▶ [THE EXERCISE]
Write out every line of the material exactly as it appears.

▶ [DATA LINES]

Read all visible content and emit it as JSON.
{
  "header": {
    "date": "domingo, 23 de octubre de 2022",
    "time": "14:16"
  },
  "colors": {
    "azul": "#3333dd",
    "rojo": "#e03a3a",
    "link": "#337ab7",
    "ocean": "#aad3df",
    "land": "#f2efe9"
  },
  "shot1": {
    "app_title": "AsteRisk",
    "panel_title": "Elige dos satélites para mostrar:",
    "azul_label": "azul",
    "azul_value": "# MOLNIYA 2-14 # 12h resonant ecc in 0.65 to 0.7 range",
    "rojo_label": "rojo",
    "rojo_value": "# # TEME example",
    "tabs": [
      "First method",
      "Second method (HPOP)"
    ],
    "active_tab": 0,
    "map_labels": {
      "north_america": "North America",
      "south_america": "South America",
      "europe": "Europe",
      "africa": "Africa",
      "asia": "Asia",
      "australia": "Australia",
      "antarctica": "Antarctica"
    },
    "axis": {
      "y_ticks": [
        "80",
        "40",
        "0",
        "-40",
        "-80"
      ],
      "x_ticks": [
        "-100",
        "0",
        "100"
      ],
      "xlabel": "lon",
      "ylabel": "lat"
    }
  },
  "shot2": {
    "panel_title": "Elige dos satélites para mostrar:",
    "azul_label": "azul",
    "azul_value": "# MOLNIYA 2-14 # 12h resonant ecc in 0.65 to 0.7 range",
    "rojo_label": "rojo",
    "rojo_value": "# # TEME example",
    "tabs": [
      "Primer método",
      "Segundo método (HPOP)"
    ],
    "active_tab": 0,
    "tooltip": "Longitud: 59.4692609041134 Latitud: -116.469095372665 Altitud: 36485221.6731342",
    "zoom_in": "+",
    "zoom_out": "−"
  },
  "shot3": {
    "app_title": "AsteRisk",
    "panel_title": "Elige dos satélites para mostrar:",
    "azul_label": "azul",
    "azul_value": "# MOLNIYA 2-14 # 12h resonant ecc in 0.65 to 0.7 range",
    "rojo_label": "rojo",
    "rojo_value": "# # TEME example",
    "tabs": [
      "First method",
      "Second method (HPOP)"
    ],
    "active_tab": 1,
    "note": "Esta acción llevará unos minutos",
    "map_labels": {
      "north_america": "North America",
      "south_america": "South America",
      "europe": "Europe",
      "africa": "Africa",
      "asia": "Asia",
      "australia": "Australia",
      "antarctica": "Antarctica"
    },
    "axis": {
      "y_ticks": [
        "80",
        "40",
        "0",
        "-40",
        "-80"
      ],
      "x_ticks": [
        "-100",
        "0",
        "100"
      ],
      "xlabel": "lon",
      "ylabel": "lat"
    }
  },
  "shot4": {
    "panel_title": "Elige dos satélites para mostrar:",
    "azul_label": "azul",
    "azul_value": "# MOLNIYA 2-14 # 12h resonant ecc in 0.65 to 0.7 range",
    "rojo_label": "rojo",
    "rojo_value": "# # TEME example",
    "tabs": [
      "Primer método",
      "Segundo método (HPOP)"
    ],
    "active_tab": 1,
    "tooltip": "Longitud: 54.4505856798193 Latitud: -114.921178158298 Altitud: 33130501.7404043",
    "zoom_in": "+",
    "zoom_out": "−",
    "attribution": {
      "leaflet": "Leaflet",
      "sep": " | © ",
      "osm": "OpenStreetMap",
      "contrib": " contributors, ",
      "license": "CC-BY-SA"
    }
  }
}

▶ [RESPONSE TO THE TASK]
Read all visible content and emit it as JSON.
{
  "header": {
    "date": "domingo, 23 de octubre de 2022",
    "time": "14:16"
  },
  "colors": {
    "azul": "#3333dd",
    "rojo": "#e03a3a",
    "link": "#337ab7",
    "ocean": "#aad3df",
    "land": "#f2efe9"
  },
  "shot1": {
    "app_title": "AsteRisk",
    "panel_title": "Elige dos satélites para mostrar:",
    "azul_label": "azul",
    "azul_value": "# MOLNIYA 2-14 # 12h resonant ecc in 0.65 to 0.7 range",
    "rojo_label": "rojo",
    "rojo_value": "# # TEME example",
    "tabs": [
      "First method",
      "Second method (HPOP)"
    ],
    "active_tab": 0,
    "map_labels": {
      "north_america": "North America",
      "south_america": "South America",
      "europe": "Europe",
      "africa": "Africa",
      "asia": "Asia",
      "australia": "Australia",
      "antarctica": "Antarctica"
    },
    "axis": {
      "y_ticks": [
        "80",
        "40",
        "0",
        "-40",
        "-80"
      ],
      "x_ticks": [
        "-100",
        "0",
        "100"
      ],
      "xlabel": "lon",
      "ylabel": "lat"
    }
  },
  "shot2": {
    "panel_title": "Elige dos satélites para mostrar:",
    "azul_label": "azul",
    "azul_value": "# MOLNIYA 2-14 # 12h resonant ecc in 0.65 to 0.7 range",
    "rojo_label": "rojo",
    "rojo_value": "# # TEME example",
    "tabs": [
      "Primer método",
      "Segundo método (HPOP)"
    ],
    "active_tab": 0,
    "tooltip": "Longitud: 59.4692609041134 Latitud: -116.469095372665 Altitud: 36485221.6731342",
    "zoom_in": "+",
    "zoom_out": "−"
  },
  "shot3": {
    "app_title": "AsteRisk",
    "panel_title": "Elige dos satélites para mostrar:",
    "azul_label": "azul",
    "azul_value": "# MOLNIYA 2-14 # 12h resonant ecc in 0.65 to 0.7 range",
    "rojo_label": "rojo",
    "rojo_value": "# # TEME example",
    "tabs": [
      "First method",
      "Second method (HPOP)"
    ],
    "active_tab": 1,
    "note": "Esta acción llevará unos minutos",
    "map_labels": {
      "north_america": "North America",
      "south_america": "South America",
      "europe": "Europe",
      "africa": "Africa",
      "asia": "Asia",
      "australia": "Australia",
      "antarctica": "Antarctica"
    },
    "axis": {
      "y_ticks": [
        "80",
        "40",
        "0",
        "-40",
        "-80"
      ],
      "x_ticks": [
        "-100",
        "0",
        "100"
      ],
      "xlabel": "lon",
      "ylabel": "lat"
    }
  },
  "shot4": {
    "panel_title": "Elige dos satélites para mostrar:",
    "azul_label": "azul",
    "azul_value": "# MOLNIYA 2-14 # 12h resonant ecc in 0.65 to 0.7 range",
    "rojo_label": "rojo",
    "rojo_value": "# # TEME example",
    "tabs": [
      "Primer método",
      "Segundo método (HPOP)"
    ],
    "active_tab": 1,
    "tooltip": "Longitud: 54.4505856798193 Latitud: -114.921178158298 Altitud: 33130501.7404043",
    "zoom_in": "+",
    "zoom_out": "−",
    "attribution": {
      "leaflet": "Leaflet",
      "sep": " | © ",
      "osm": "OpenStreetMap",
      "contrib": " contributors, ",
      "license": "CC-BY-SA"
    }
  }
}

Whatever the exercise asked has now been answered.